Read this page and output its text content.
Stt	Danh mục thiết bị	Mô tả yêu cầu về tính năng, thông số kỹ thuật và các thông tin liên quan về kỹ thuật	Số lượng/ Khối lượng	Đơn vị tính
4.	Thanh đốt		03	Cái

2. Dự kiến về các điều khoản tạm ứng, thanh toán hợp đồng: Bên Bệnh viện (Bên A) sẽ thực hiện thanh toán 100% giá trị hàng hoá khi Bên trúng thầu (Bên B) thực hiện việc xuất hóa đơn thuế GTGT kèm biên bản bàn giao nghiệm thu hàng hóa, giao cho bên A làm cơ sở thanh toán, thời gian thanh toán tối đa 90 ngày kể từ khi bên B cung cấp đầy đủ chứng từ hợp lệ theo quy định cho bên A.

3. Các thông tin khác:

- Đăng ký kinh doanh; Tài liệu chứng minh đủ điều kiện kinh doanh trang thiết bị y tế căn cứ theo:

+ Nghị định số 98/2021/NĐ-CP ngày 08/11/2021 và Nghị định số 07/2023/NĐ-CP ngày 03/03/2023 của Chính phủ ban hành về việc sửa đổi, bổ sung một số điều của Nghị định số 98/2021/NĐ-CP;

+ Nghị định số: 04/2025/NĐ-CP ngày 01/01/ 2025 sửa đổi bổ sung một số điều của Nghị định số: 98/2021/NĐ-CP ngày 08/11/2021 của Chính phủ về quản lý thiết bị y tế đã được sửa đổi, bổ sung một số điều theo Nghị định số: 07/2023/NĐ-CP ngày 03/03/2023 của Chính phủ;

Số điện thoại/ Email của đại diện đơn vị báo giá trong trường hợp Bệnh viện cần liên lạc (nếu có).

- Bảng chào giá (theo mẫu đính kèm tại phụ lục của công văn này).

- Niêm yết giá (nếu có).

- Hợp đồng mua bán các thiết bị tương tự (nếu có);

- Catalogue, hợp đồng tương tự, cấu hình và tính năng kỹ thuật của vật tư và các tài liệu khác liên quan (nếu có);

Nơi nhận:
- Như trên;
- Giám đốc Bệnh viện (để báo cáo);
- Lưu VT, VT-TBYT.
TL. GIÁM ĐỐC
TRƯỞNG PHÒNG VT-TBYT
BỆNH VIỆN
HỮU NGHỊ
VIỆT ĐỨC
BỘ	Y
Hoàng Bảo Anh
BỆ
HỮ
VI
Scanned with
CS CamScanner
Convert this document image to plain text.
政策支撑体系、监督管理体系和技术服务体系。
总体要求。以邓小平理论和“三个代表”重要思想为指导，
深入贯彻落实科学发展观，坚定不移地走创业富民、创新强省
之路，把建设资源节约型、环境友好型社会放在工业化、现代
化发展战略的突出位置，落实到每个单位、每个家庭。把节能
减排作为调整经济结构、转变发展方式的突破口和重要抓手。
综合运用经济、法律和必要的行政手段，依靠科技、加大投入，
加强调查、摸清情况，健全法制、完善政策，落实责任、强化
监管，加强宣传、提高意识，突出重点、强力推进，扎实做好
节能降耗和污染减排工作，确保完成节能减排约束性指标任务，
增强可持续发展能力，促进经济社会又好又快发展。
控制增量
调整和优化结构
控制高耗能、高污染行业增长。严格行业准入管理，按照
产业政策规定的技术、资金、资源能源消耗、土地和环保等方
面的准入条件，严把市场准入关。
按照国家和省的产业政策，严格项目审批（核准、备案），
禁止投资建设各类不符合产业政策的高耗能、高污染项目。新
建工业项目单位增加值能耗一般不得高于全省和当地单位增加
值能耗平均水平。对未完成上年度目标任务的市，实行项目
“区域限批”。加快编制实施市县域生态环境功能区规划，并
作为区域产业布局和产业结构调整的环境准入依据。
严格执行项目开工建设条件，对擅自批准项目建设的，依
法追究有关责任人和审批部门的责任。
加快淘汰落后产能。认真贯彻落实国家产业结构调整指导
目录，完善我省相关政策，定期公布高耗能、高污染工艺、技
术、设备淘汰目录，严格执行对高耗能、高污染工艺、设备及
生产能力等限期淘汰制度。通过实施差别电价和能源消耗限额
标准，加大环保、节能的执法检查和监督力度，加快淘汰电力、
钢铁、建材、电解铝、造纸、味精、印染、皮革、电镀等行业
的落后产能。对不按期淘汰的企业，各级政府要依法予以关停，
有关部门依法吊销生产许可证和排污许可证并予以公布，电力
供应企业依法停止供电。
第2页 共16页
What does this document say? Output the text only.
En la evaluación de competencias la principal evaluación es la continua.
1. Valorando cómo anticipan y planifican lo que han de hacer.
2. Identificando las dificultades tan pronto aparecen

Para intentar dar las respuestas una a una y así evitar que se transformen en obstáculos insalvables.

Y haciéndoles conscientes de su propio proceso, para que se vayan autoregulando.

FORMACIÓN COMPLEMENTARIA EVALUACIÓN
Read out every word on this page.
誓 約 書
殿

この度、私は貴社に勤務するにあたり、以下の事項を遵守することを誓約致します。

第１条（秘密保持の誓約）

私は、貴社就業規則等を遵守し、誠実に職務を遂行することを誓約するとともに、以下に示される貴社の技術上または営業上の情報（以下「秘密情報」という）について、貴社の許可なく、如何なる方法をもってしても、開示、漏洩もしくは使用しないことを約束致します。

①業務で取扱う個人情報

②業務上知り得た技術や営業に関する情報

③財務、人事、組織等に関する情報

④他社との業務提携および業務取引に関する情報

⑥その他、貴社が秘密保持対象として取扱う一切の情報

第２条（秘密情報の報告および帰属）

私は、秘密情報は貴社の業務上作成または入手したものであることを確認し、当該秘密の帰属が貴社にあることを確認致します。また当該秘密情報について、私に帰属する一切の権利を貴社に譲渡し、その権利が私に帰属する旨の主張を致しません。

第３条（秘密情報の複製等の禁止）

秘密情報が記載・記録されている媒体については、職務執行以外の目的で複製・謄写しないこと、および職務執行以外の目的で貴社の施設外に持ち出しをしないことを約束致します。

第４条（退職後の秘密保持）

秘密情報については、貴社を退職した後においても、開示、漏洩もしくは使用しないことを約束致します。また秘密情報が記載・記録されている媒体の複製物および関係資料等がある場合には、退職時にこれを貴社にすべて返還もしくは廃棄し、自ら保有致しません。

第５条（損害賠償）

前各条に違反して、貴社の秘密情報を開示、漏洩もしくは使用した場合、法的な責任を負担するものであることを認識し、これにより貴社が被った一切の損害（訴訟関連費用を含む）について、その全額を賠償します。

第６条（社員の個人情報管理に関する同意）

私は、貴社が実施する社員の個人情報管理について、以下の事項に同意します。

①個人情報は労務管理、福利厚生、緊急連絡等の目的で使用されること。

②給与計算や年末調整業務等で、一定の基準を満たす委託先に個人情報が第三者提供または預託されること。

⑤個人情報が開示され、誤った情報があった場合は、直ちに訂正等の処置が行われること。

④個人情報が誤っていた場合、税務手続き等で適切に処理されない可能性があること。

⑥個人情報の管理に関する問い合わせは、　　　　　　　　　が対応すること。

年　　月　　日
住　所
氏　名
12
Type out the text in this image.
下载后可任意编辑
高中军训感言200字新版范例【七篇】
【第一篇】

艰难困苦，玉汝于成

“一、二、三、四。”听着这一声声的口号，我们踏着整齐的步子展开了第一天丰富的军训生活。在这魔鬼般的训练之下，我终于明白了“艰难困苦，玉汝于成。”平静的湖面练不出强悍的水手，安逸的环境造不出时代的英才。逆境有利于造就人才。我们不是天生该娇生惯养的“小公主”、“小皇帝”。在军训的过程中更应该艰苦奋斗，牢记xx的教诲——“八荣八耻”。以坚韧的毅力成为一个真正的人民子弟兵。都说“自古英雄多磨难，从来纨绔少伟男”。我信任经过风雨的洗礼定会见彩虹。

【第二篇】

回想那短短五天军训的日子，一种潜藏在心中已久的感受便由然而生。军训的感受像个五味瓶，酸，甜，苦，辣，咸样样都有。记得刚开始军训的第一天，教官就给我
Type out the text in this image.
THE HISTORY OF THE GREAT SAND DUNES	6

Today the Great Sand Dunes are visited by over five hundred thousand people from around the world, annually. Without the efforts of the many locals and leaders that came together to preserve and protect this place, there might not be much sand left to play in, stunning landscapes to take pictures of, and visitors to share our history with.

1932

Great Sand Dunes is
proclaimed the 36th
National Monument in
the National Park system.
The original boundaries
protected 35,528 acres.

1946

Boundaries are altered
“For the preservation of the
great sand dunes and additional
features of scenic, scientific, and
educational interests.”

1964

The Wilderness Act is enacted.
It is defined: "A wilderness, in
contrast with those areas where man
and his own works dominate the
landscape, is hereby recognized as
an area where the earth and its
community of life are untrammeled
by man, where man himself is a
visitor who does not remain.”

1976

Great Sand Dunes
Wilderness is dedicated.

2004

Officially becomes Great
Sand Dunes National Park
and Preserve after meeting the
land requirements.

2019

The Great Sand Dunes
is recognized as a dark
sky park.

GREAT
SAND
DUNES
*-*-*
Directions for this task:
Only a number is needed: how many lines of the material above contain "tính"?

Complete answer:
2